Code Monkey home page Code Monkey logo

natural-language-processing's Introduction

Data Science Specialization Capstone Project - Johns Hopkins University on Courera

Introduction to Natural Language Processing

Around the world, people are spending an increasing amount of time on their mobile devices for email, social networking, banking and a whole range of other activities. But typing on mobile devices can be a serious pain. SwiftKey, our corporate partner in this capstone, builds a smart keyboard that makes it easier for people to type on their mobile devices. One cornerstone of their smart keyboard is predictive text models. When someone types:

I went to the

the keyboard presents three options for what the next word might be. For example, the three words might be gym, store, restaurant. In this capstone you will work on understanding and building predictive text models like those used by SwiftKey.

This course will start with the basics, analyzing a large corpus of text documents to discover the structure in the data and how words are put together. It will cover cleaning and analyzing text data, then building and sampling from a predictive text model. Finally, you will use the knowledge you gained in data products to build a predictive text product you can show off to your family, friends, and potential employers.

You will use all of the skills you have learned during the Data Science Specialization in this course, but you'll notice that we are tackling a brand new application: analysis of text data and natural language processing. This choice is on purpose. As a practicing data scientist you will be frequently confronted with new data types and problems. A big part of the fun and challenge of being a data scientist is figuring out how to work with these new data types to build data products people love. The capstone will be evaluated based on the following assessments:

  1. An introductory quiz to test whether you have downloaded and can manipulate the data.
  2. An intermediate R markdown report that describes in plain language, plots, and code your exploratory analysis of the course data set.
  3. Two natural language processing quizzes, where you apply your predictive model to real data to check how it is working.
  4. A Shiny app that takes as input a phrase (multiple words), one clicks submit, and it predicts the next word.
  5. A 5 slide deck created with R presentations pitching your algorithm and app to your boss or investor.

During the capstone you can get support from your fellow students, from us, and from the engineers at SwiftKey. But we really want you to show your independence, creativity, and initiative. We have been incredibly impressed by your performance in the classes up until now and know you can do great things.

DIRECTIVE 1:
Please answer these questions from the capstone introduction:
(a) Which company builds the smart keyboard described as the capstone's corporate partner?
(b) What three words are given as possible next-word options after "I went to the"?
(c) How many slides should the deck pitching the algorithm and app contain?
DIRECTIVE 2: Continue the capstone introduction with the next passage.
The material has nothing to do with this.

INFORMATION PROVIDED:

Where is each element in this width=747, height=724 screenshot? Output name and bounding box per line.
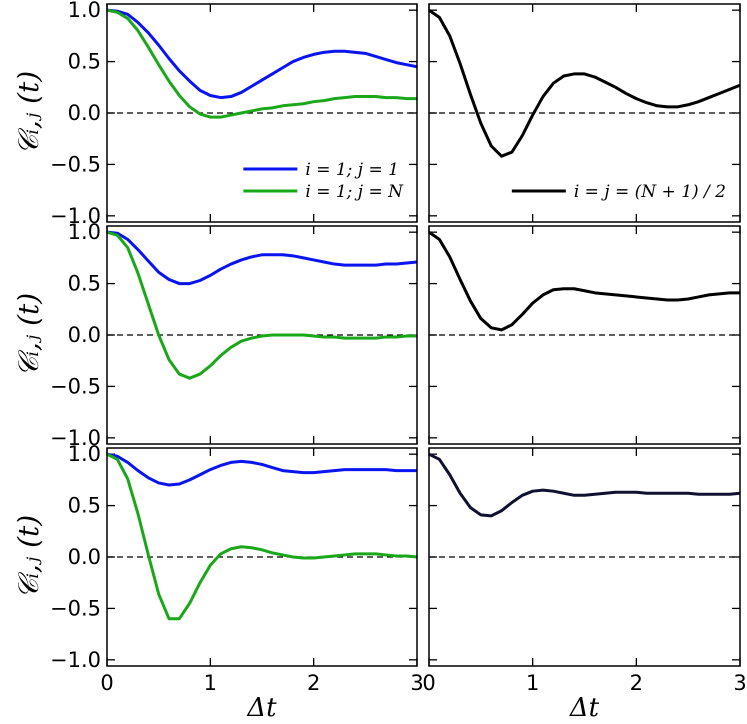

EXERCISE OUTPUT 1:
(a) SwiftKey
(b) Gym, store, restaurant
(c) Five

EXERCISE OUTPUT 2:
We have compiled some basic natural language processing resources below. You are welcome to use these resources or any others you can find while performing this analysis. One thing to keep in mind is that we do not expect you to become a world's expert in natural language processing. The point of this capstone is for you to show you can explore a new data type, quickly get up to speed on a new application, and implement a useful model in a reasonable period of time. We think NLP is very cool and depending on your future goals may be worth studying more in-depth, but you can complete this project by using your general knowledge of data science and basic knowledge of NLP.

Course Dataset - from Johns Hopkins University

This is the training data to get you started that will be the basis for most of the capstone. You must download the data from the link below and not from external websites to start.

The first step in analyzing any new data set is figuring out: (a) what data you have and (b) what are the standard tools and models used for that type of data. Make sure you have downloaded the data from Coursera before heading for the exercises. This exercise uses the files named LOCALE.blogs.txt where LOCALE is the each of the four locales en_US, de_DE, ru_RU and fi_FI. The data is from a corpus called HC Corpora. See the About the Corpora reading for more details. The files have been language filtered but may still contain some foreign text.

In this capstone we will be applying data science in the area of natural language processing. As a first step toward working on this project, you should familiarize yourself with Natural Language Processing, Text Mining, and the associated tools in R. Here are some resources that may be helpful to you.

Data Mining

I have completed an initial data mining exercise that gives insight to the scope of the given datasets. This data mining exercise is documented in an R markdown document, available here within this repository, and the document is identified as data-mining.md.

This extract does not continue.